Records for the exercise
◇ ◇ ◇ ◇ ◇ ◇ ◇
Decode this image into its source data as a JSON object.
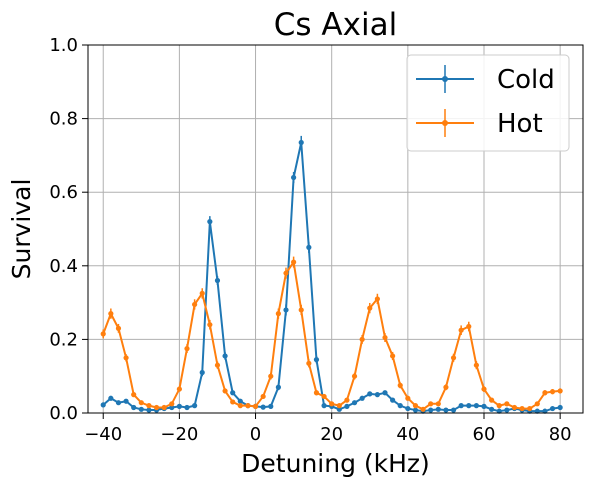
{
  "chart_data": {
    "type": "line",
    "title": "Cs Axial",
    "xlabel": "Detuning (kHz)",
    "ylabel": "Survival",
    "xlim": [
      -44,
      86
    ],
    "ylim": [
      0,
      1.0
    ],
    "xticks": [
      -40,
      -20,
      0,
      20,
      40,
      60,
      80
    ],
    "yticks": [
      0.0,
      0.2,
      0.4,
      0.6,
      0.8,
      1.0
    ],
    "xtick_labels": [
      "−40",
      "−20",
      "0",
      "20",
      "40",
      "60",
      "80"
    ],
    "ytick_labels": [
      "0.0",
      "0.2",
      "0.4",
      "0.6",
      "0.8",
      "1.0"
    ],
    "grid": true,
    "legend_position": "top-right",
    "x": [
      -40,
      -38,
      -36,
      -34,
      -32,
      -30,
      -28,
      -26,
      -24,
      -22,
      -20,
      -18,
      -16,
      -14,
      -12,
      -10,
      -8,
      -6,
      -4,
      -2,
      0,
      2,
      4,
      6,
      8,
      10,
      12,
      14,
      16,
      18,
      20,
      22,
      24,
      26,
      28,
      30,
      32,
      34,
      36,
      38,
      40,
      42,
      44,
      46,
      48,
      50,
      52,
      54,
      56,
      58,
      60,
      62,
      64,
      66,
      68,
      70,
      72,
      74,
      76,
      78,
      80
    ],
    "series": [
      {
        "name": "Cold",
        "color": "#1f77b4",
        "values": [
          0.022,
          0.04,
          0.028,
          0.032,
          0.015,
          0.01,
          0.008,
          0.008,
          0.012,
          0.015,
          0.018,
          0.015,
          0.02,
          0.11,
          0.52,
          0.36,
          0.155,
          0.055,
          0.032,
          0.02,
          0.018,
          0.016,
          0.018,
          0.07,
          0.28,
          0.64,
          0.735,
          0.45,
          0.145,
          0.02,
          0.018,
          0.01,
          0.018,
          0.028,
          0.04,
          0.052,
          0.05,
          0.055,
          0.035,
          0.02,
          0.012,
          0.008,
          0.005,
          0.008,
          0.01,
          0.008,
          0.008,
          0.02,
          0.02,
          0.02,
          0.018,
          0.01,
          0.005,
          0.008,
          0.012,
          0.008,
          0.005,
          0.005,
          0.005,
          0.012,
          0.015
        ],
        "errors": [
          0.004,
          0.005,
          0.004,
          0.004,
          0.003,
          0.003,
          0.003,
          0.003,
          0.003,
          0.003,
          0.003,
          0.003,
          0.004,
          0.01,
          0.015,
          0.012,
          0.01,
          0.006,
          0.004,
          0.003,
          0.003,
          0.003,
          0.003,
          0.008,
          0.015,
          0.015,
          0.018,
          0.015,
          0.01,
          0.003,
          0.003,
          0.003,
          0.003,
          0.004,
          0.005,
          0.005,
          0.005,
          0.005,
          0.004,
          0.003,
          0.003,
          0.003,
          0.002,
          0.003,
          0.003,
          0.003,
          0.003,
          0.003,
          0.003,
          0.003,
          0.003,
          0.003,
          0.002,
          0.003,
          0.003,
          0.003,
          0.002,
          0.002,
          0.002,
          0.003,
          0.003
        ]
      },
      {
        "name": "Hot",
        "color": "#ff7f0e",
        "values": [
          0.215,
          0.27,
          0.23,
          0.15,
          0.05,
          0.028,
          0.02,
          0.015,
          0.015,
          0.025,
          0.065,
          0.175,
          0.295,
          0.325,
          0.24,
          0.13,
          0.06,
          0.03,
          0.02,
          0.02,
          0.018,
          0.045,
          0.1,
          0.27,
          0.38,
          0.41,
          0.28,
          0.135,
          0.055,
          0.045,
          0.025,
          0.02,
          0.035,
          0.1,
          0.2,
          0.285,
          0.31,
          0.205,
          0.155,
          0.075,
          0.04,
          0.02,
          0.01,
          0.025,
          0.025,
          0.07,
          0.15,
          0.225,
          0.235,
          0.13,
          0.065,
          0.035,
          0.02,
          0.025,
          0.015,
          0.012,
          0.012,
          0.025,
          0.055,
          0.058,
          0.06
        ],
        "errors": [
          0.012,
          0.014,
          0.012,
          0.01,
          0.006,
          0.005,
          0.004,
          0.004,
          0.004,
          0.005,
          0.007,
          0.012,
          0.014,
          0.014,
          0.013,
          0.01,
          0.007,
          0.005,
          0.004,
          0.004,
          0.004,
          0.006,
          0.009,
          0.014,
          0.015,
          0.015,
          0.014,
          0.011,
          0.007,
          0.006,
          0.005,
          0.004,
          0.005,
          0.009,
          0.012,
          0.014,
          0.014,
          0.012,
          0.011,
          0.008,
          0.006,
          0.004,
          0.003,
          0.005,
          0.005,
          0.008,
          0.011,
          0.013,
          0.013,
          0.011,
          0.008,
          0.006,
          0.004,
          0.005,
          0.004,
          0.004,
          0.004,
          0.005,
          0.007,
          0.007,
          0.007
        ]
      }
    ]
  }
}
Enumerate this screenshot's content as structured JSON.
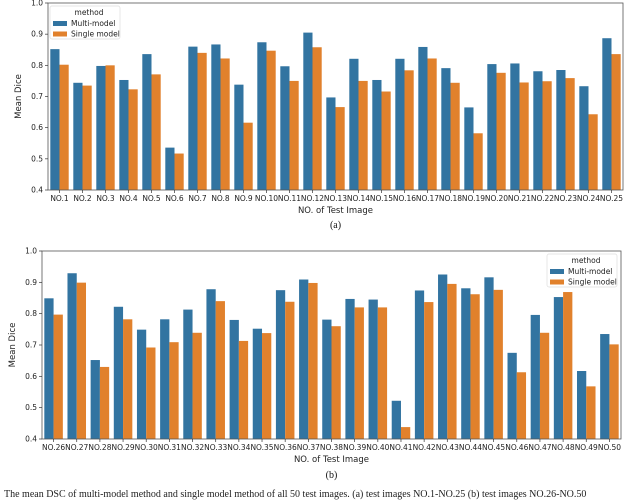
{
  "colors": {
    "Multi-model": "#3274a1",
    "Single model": "#e1812c"
  },
  "chart_data": [
    {
      "type": "bar",
      "subtitle": "(a)",
      "xlabel": "NO. of Test Image",
      "ylabel": "Mean Dice",
      "ylim": [
        0.4,
        1.0
      ],
      "yticks": [
        "0.4",
        "0.5",
        "0.6",
        "0.7",
        "0.8",
        "0.9",
        "1.0"
      ],
      "legend": {
        "title": "method",
        "placement": "top-left"
      },
      "categories": [
        "NO.1",
        "NO.2",
        "NO.3",
        "NO.4",
        "NO.5",
        "NO.6",
        "NO.7",
        "NO.8",
        "NO.9",
        "NO.10",
        "NO.11",
        "NO.12",
        "NO.13",
        "NO.14",
        "NO.15",
        "NO.16",
        "NO.17",
        "NO.18",
        "NO.19",
        "NO.20",
        "NO.21",
        "NO.22",
        "NO.23",
        "NO.24",
        "NO.25"
      ],
      "series": [
        {
          "name": "Multi-model",
          "values": [
            0.852,
            0.744,
            0.798,
            0.753,
            0.836,
            0.536,
            0.86,
            0.867,
            0.738,
            0.874,
            0.797,
            0.905,
            0.697,
            0.821,
            0.753,
            0.821,
            0.859,
            0.791,
            0.665,
            0.804,
            0.806,
            0.781,
            0.785,
            0.733,
            0.887
          ]
        },
        {
          "name": "Single model",
          "values": [
            0.802,
            0.735,
            0.8,
            0.723,
            0.771,
            0.517,
            0.84,
            0.822,
            0.616,
            0.847,
            0.75,
            0.858,
            0.666,
            0.75,
            0.716,
            0.784,
            0.822,
            0.744,
            0.582,
            0.776,
            0.745,
            0.749,
            0.759,
            0.643,
            0.836
          ]
        }
      ]
    },
    {
      "type": "bar",
      "subtitle": "(b)",
      "xlabel": "NO. of Test Image",
      "ylabel": "Mean Dice",
      "ylim": [
        0.4,
        1.0
      ],
      "yticks": [
        "0.4",
        "0.5",
        "0.6",
        "0.7",
        "0.8",
        "0.9",
        "1.0"
      ],
      "legend": {
        "title": "method",
        "placement": "top-right"
      },
      "categories": [
        "NO.26",
        "NO.27",
        "NO.28",
        "NO.29",
        "NO.30",
        "NO.31",
        "NO.32",
        "NO.33",
        "NO.34",
        "NO.35",
        "NO.36",
        "NO.37",
        "NO.38",
        "NO.39",
        "NO.40",
        "NO.41",
        "NO.42",
        "NO.43",
        "NO.44",
        "NO.45",
        "NO.46",
        "NO.47",
        "NO.48",
        "NO.49",
        "NO.50"
      ],
      "series": [
        {
          "name": "Multi-model",
          "values": [
            0.849,
            0.929,
            0.652,
            0.822,
            0.749,
            0.782,
            0.813,
            0.878,
            0.78,
            0.752,
            0.875,
            0.909,
            0.781,
            0.847,
            0.845,
            0.522,
            0.874,
            0.925,
            0.881,
            0.916,
            0.675,
            0.796,
            0.853,
            0.617,
            0.735
          ]
        },
        {
          "name": "Single model",
          "values": [
            0.797,
            0.899,
            0.63,
            0.782,
            0.692,
            0.709,
            0.739,
            0.84,
            0.713,
            0.738,
            0.838,
            0.898,
            0.76,
            0.82,
            0.82,
            0.438,
            0.837,
            0.895,
            0.862,
            0.876,
            0.613,
            0.739,
            0.869,
            0.568,
            0.702
          ]
        }
      ]
    }
  ],
  "caption": "The mean DSC of multi-model method and single model method of all 50 test images. (a) test images NO.1-NO.25 (b) test images NO.26-NO.50"
}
◇ ◇ ◇ ◇ ◇ ◇ ◇
Brief
Count every line of the material above that holds the string "right", then state only the total.

Expected answer
2